Le mythe de l’innovation infinie ? toujours libres de le refuser

Du journal mensuel La Décroissance – avril 2013- La chronique de François Jarrige
ipad-miniAvez-vous remarqué à quel point les discours médiatiques sont remplis de discours sur l’innovation, ce mot magique qui permet d’éviter de penser ? Il y a une pénurie de ressources fossiles ? Inventons de nouvelles technologies d’extraction. Il y a un problème de réchauffement climatique ? Inventons les technologies du futur. Il y a des millions de chômeurs et de précaires ? Investissons dans les « nouvelles technologies » pour créer les emplois de demain. Toute opinion discordante est impossible, tout point de vue sceptique est rejeté comme stupide, voire dangereux… Pourtant, dans un livre passionnant récemment traduit en français, l’historien britannique des sciences et techniques Davis Edgerton plaide de façon rafraîchissante pour une autre manière de penser la place des techniques contemporaines (1). Dans The Shock of the Old, traduit par Quoi de neuf ?, l’auteur montre que la technophilie naïve qui sature les discours de notre époque est largement erronée car elle dissimule en fait la persistance des objets anciens et la diversité des usages sociaux des techniques. Il faut abandonner le mythe de l’innovation nous dit-il, celui-ci est né avec la société industrielle, il encombre nos représentations du monde, stérilise nos aptitudes à l’imagination, paralyse nos capacités d’action. A la place du culte aveugle de l’innovation il faut se tourner vers la diversité et la complexité de l’usage réel des objets pour retrouver des ressources et des libertés d’action.

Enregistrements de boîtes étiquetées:
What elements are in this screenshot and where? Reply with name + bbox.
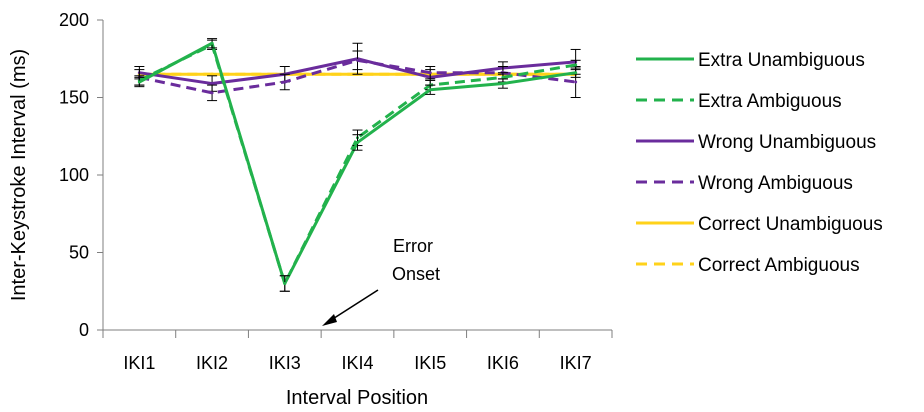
y-tick-label: 0 xyxy=(79,320,89,340)
x-axis: IKI1 IKI2 IKI3 IKI4 IKI5 IKI6 IKI7 xyxy=(102,329,613,373)
legend-label: Extra Unambiguous xyxy=(698,50,865,71)
x-tick-label: IKI2 xyxy=(196,353,228,373)
y-axis-title: Inter-Keystroke Interval (ms) xyxy=(8,49,30,301)
data-point xyxy=(283,282,287,285)
x-tick-label: IKI3 xyxy=(269,353,301,373)
legend-item: Correct Unambiguous xyxy=(636,214,883,235)
y-tick-label: 50 xyxy=(69,243,89,263)
series-extra-unambiguous xyxy=(134,38,581,292)
legend-item: Wrong Unambiguous xyxy=(636,132,876,153)
data-point xyxy=(210,41,214,45)
x-tick-label: IKI5 xyxy=(414,353,446,373)
annotation-arrow-head xyxy=(322,314,337,326)
series-extra-ambiguous xyxy=(134,39,581,292)
data-point xyxy=(356,140,359,144)
y-tick-label: 200 xyxy=(59,10,89,30)
x-tick-label: IKI1 xyxy=(123,353,155,373)
data-point xyxy=(210,82,214,86)
legend-item: Extra Ambiguous xyxy=(636,91,842,112)
y-axis: 0 50 100 150 200 xyxy=(59,10,104,340)
data-point xyxy=(210,72,214,76)
legend-label: Correct Ambiguous xyxy=(698,255,860,276)
data-point xyxy=(283,80,287,84)
annotation-line-2: Onset xyxy=(392,264,440,284)
y-tick-label: 100 xyxy=(59,165,89,185)
x-tick-label: IKI6 xyxy=(487,353,519,373)
data-point xyxy=(428,71,432,75)
data-point xyxy=(501,75,505,79)
data-point xyxy=(574,71,578,75)
annotation-line-1: Error xyxy=(393,236,433,256)
legend-label: Wrong Ambiguous xyxy=(698,173,853,194)
data-point xyxy=(501,82,505,86)
x-tick-label: IKI7 xyxy=(560,353,592,373)
annotation-arrow xyxy=(327,289,379,323)
legend-label: Correct Unambiguous xyxy=(698,214,883,235)
legend-label: Wrong Unambiguous xyxy=(698,132,876,153)
error-onset-annotation: Error Onset xyxy=(322,236,440,326)
legend-item: Correct Ambiguous xyxy=(636,255,860,276)
legend-item: Wrong Ambiguous xyxy=(636,173,853,194)
data-point xyxy=(574,80,578,84)
data-point xyxy=(137,80,141,84)
series-wrong-ambiguous xyxy=(134,50,581,102)
legend: Extra Unambiguous Extra Ambiguous Wrong Un… xyxy=(636,50,883,276)
data-point xyxy=(210,91,214,95)
data-point xyxy=(574,63,578,67)
data-point xyxy=(428,88,432,92)
legend-label: Extra Ambiguous xyxy=(698,91,842,112)
x-tick-label: IKI4 xyxy=(341,353,373,373)
x-axis-title: Interval Position xyxy=(286,387,428,409)
plot-area xyxy=(134,38,581,292)
legend-item: Extra Unambiguous xyxy=(636,50,865,71)
y-tick-label: 150 xyxy=(59,88,89,108)
data-point xyxy=(356,58,359,62)
series-line xyxy=(138,43,576,285)
series-line xyxy=(138,41,576,285)
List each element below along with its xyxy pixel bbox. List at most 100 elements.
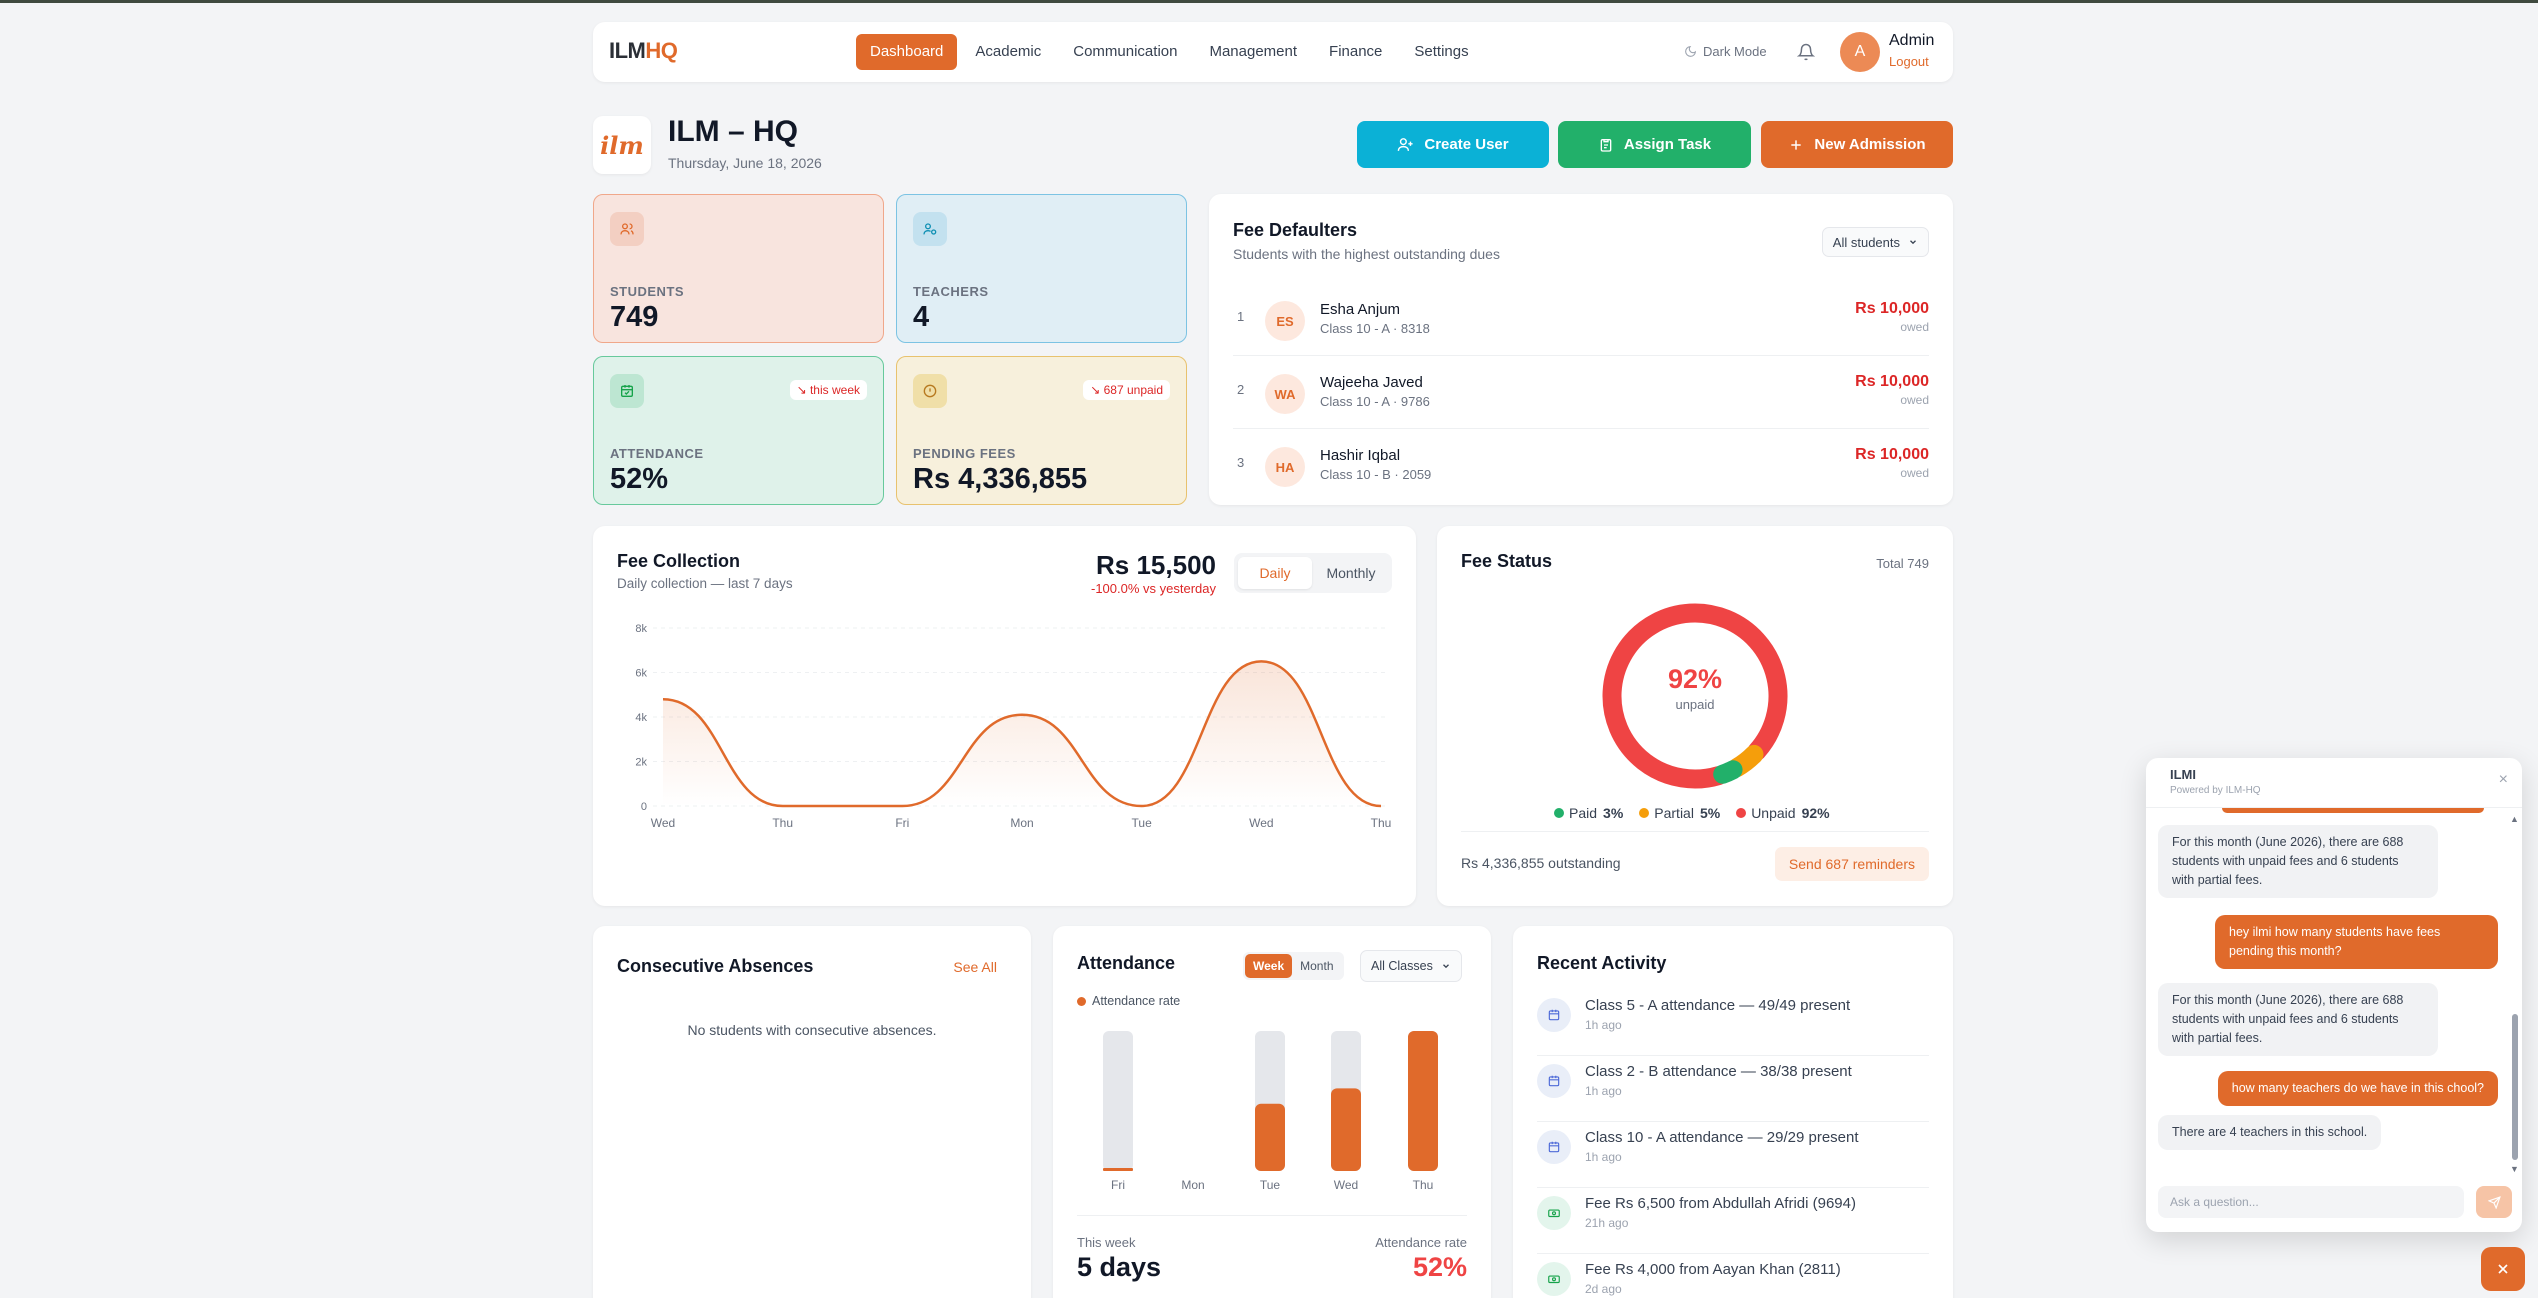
x-tick-label: Fri (1111, 1178, 1125, 1192)
trend-down-icon: ↘ (796, 383, 807, 397)
fee-defaulters-card: Fee Defaulters Students with the highest… (1209, 194, 1953, 505)
cash-icon (1537, 1196, 1571, 1230)
x-tick-label: Mon (1010, 816, 1033, 830)
stat-card-students[interactable]: STUDENTS 749 (593, 194, 884, 343)
stat-card-attendance[interactable]: ↘ this week ATTENDANCE 52% (593, 356, 884, 505)
main-nav: Dashboard Academic Communication Managem… (856, 34, 1483, 70)
scroll-up-icon[interactable]: ▲ (2510, 814, 2519, 824)
nav-management[interactable]: Management (1209, 43, 1298, 60)
this-week-label: This week (1077, 1235, 1136, 1250)
nav-academic[interactable]: Academic (975, 43, 1042, 60)
scroll-down-icon[interactable]: ▼ (2510, 1164, 2519, 1174)
tab-monthly[interactable]: Monthly (1326, 565, 1376, 581)
activity-item[interactable]: Class 10 - A attendance — 29/29 present … (1537, 1122, 1929, 1188)
calendar-icon (1537, 1064, 1571, 1098)
logout-link[interactable]: Logout (1889, 54, 1929, 69)
outstanding-amount: Rs 4,336,855 outstanding (1461, 855, 1621, 871)
card-title: Consecutive Absences (617, 956, 814, 976)
fee-collection-chart: 0 2k 4k 6k 8k Wed Thu Fri Mon Tue Wed Thu (635, 623, 1391, 830)
defaulter-rank: 2 (1237, 382, 1245, 397)
stat-value: 52% (610, 463, 669, 495)
attendance-legend: Attendance rate (1077, 994, 1180, 1008)
divider (1077, 1215, 1467, 1216)
nav-communication[interactable]: Communication (1073, 43, 1178, 60)
x-tick-label: Tue (1132, 816, 1153, 830)
cash-icon (1537, 1262, 1571, 1296)
attendance-card: Attendance Week Month All Classes Attend… (1053, 926, 1491, 1298)
consecutive-absences-card: Consecutive Absences See All No students… (593, 926, 1031, 1298)
donut-slice-paid (1713, 760, 1743, 784)
assign-task-button[interactable]: Assign Task (1558, 121, 1751, 168)
create-user-button[interactable]: Create User (1357, 121, 1549, 168)
chat-panel: ILMI Powered by ILM-HQ × For this month … (2146, 758, 2522, 1232)
legend-label: Unpaid (1751, 805, 1796, 821)
send-icon (2487, 1195, 2501, 1209)
student-filter-select[interactable]: All students (1821, 227, 1929, 257)
nav-dashboard[interactable]: Dashboard (856, 34, 958, 70)
user-name: Admin (1889, 32, 1935, 49)
new-admission-button[interactable]: New Admission (1761, 121, 1953, 168)
notifications-button[interactable] (1788, 34, 1824, 70)
dark-mode-toggle[interactable]: Dark Mode (1684, 44, 1767, 59)
bar (1408, 1031, 1438, 1171)
chat-toggle-button[interactable] (2481, 1247, 2525, 1291)
defaulter-row[interactable]: 2 WA Wajeeha Javed Class 10 - A · 9786 R… (1233, 356, 1929, 429)
send-button[interactable] (2476, 1186, 2512, 1218)
avatar: ES (1265, 301, 1305, 341)
defaulter-row[interactable]: 1 ES Esha Anjum Class 10 - A · 8318 Rs 1… (1233, 283, 1929, 356)
activity-item[interactable]: Fee Rs 6,500 from Abdullah Afridi (9694)… (1537, 1188, 1929, 1254)
chat-input[interactable] (2158, 1186, 2464, 1218)
defaulter-class: Class 10 - A · 8318 (1320, 321, 1430, 336)
chat-header: ILMI Powered by ILM-HQ × (2146, 758, 2522, 808)
new-admission-label: New Admission (1814, 136, 1926, 153)
trend-badge: ↘ 687 unpaid (1083, 380, 1170, 400)
legend-paid: Paid 3% (1554, 805, 1623, 821)
donut-center-label: unpaid (1675, 697, 1715, 712)
x-tick-label: Thu (1413, 1178, 1434, 1192)
tab-month[interactable]: Month (1300, 959, 1334, 973)
y-tick-label: 6k (635, 668, 647, 680)
trend-badge: ↘ this week (789, 380, 867, 400)
empty-state: No students with consecutive absences. (687, 1022, 937, 1038)
legend-value: 5% (1699, 805, 1721, 821)
activity-item[interactable]: Class 2 - B attendance — 38/38 present 1… (1537, 1056, 1929, 1122)
defaulter-owed-label: owed (1900, 320, 1929, 334)
stat-card-teachers[interactable]: TEACHERS 4 (896, 194, 1187, 343)
create-user-label: Create User (1424, 136, 1509, 153)
avatar[interactable]: A (1840, 32, 1880, 72)
avatar: HA (1265, 447, 1305, 487)
nav-finance[interactable]: Finance (1329, 43, 1383, 60)
defaulter-owed-label: owed (1900, 393, 1929, 407)
scroll-thumb[interactable] (2512, 1014, 2518, 1160)
dark-mode-label: Dark Mode (1703, 44, 1767, 59)
defaulter-name: Hashir Iqbal (1320, 447, 1401, 464)
defaulter-row[interactable]: 3 HA Hashir Iqbal Class 10 - B · 2059 Rs… (1233, 429, 1929, 502)
attendance-rate-label: Attendance rate (1375, 1235, 1467, 1250)
legend-value: 92% (1801, 805, 1830, 821)
activity-text: Class 10 - A attendance — 29/29 present (1585, 1129, 1859, 1146)
chat-scrollbar[interactable]: ▲ ▼ (2510, 814, 2520, 1174)
defaulter-name: Wajeeha Javed (1320, 374, 1423, 391)
donut-center-value: 92% (1667, 664, 1723, 694)
brand-logo[interactable]: ILMHQ (609, 38, 678, 64)
tab-week[interactable]: Week (1245, 954, 1293, 978)
stat-card-pending-fees[interactable]: ↘ 687 unpaid PENDING FEES Rs 4,336,855 (896, 356, 1187, 505)
see-all-link[interactable]: See All (953, 959, 997, 975)
divider (1461, 831, 1929, 832)
legend-label: Paid (1569, 805, 1598, 821)
activity-item[interactable]: Fee Rs 4,000 from Aayan Khan (2811) 2d a… (1537, 1254, 1929, 1298)
activity-item[interactable]: Class 5 - A attendance — 49/49 present 1… (1537, 990, 1929, 1056)
close-icon[interactable]: × (2498, 771, 2508, 788)
class-filter-select[interactable]: All Classes (1360, 950, 1462, 982)
stat-value: 749 (610, 301, 659, 333)
fee-status-donut (1602, 603, 1788, 789)
send-reminders-button[interactable]: Send 687 reminders (1774, 847, 1929, 881)
card-title: Attendance (1077, 953, 1176, 973)
stat-label: PENDING FEES (913, 446, 1016, 461)
tab-daily[interactable]: Daily (1238, 557, 1312, 589)
x-tick-label: Tue (1260, 1178, 1281, 1192)
nav-settings[interactable]: Settings (1414, 43, 1469, 60)
activity-text: Class 2 - B attendance — 38/38 present (1585, 1063, 1852, 1080)
users-icon (610, 212, 644, 246)
y-tick-label: 8k (635, 623, 647, 635)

> [Consigne]
Recopiez intégralement la chronique sur le mythe de l'innovation, sans y changer un seul mot.

> [Corrigé]
Le mythe de l’innovation infinie ? toujours libres de le refuser

Du journal mensuel La Décroissance – avril 2013- La chronique de François Jarrige
ipad-miniAvez-vous remarqué à quel point les discours médiatiques sont remplis de discours sur l’innovation, ce mot magique qui permet d’éviter de penser ? Il y a une pénurie de ressources fossiles ? Inventons de nouvelles technologies d’extraction. Il y a un problème de réchauffement climatique ? Inventons les technologies du futur. Il y a des millions de chômeurs et de précaires ? Investissons dans les « nouvelles technologies » pour créer les emplois de demain. Toute opinion discordante est impossible, tout point de vue sceptique est rejeté comme stupide, voire dangereux… Pourtant, dans un livre passionnant récemment traduit en français, l’historien britannique des sciences et techniques Davis Edgerton plaide de façon rafraîchissante pour une autre manière de penser la place des techniques contemporaines (1). Dans The Shock of the Old, traduit par Quoi de neuf ?, l’auteur montre que la technophilie naïve qui sature les discours de notre époque est largement erronée car elle dissimule en fait la persistance des objets anciens et la diversité des usages sociaux des techniques. Il faut abandonner le mythe de l’innovation nous dit-il, celui-ci est né avec la société industrielle, il encombre nos représentations du monde, stérilise nos aptitudes à l’imagination, paralyse nos capacités d’action. A la place du culte aveugle de l’innovation il faut se tourner vers la diversité et la complexité de l’usage réel des objets pour retrouver des ressources et des libertés d’action.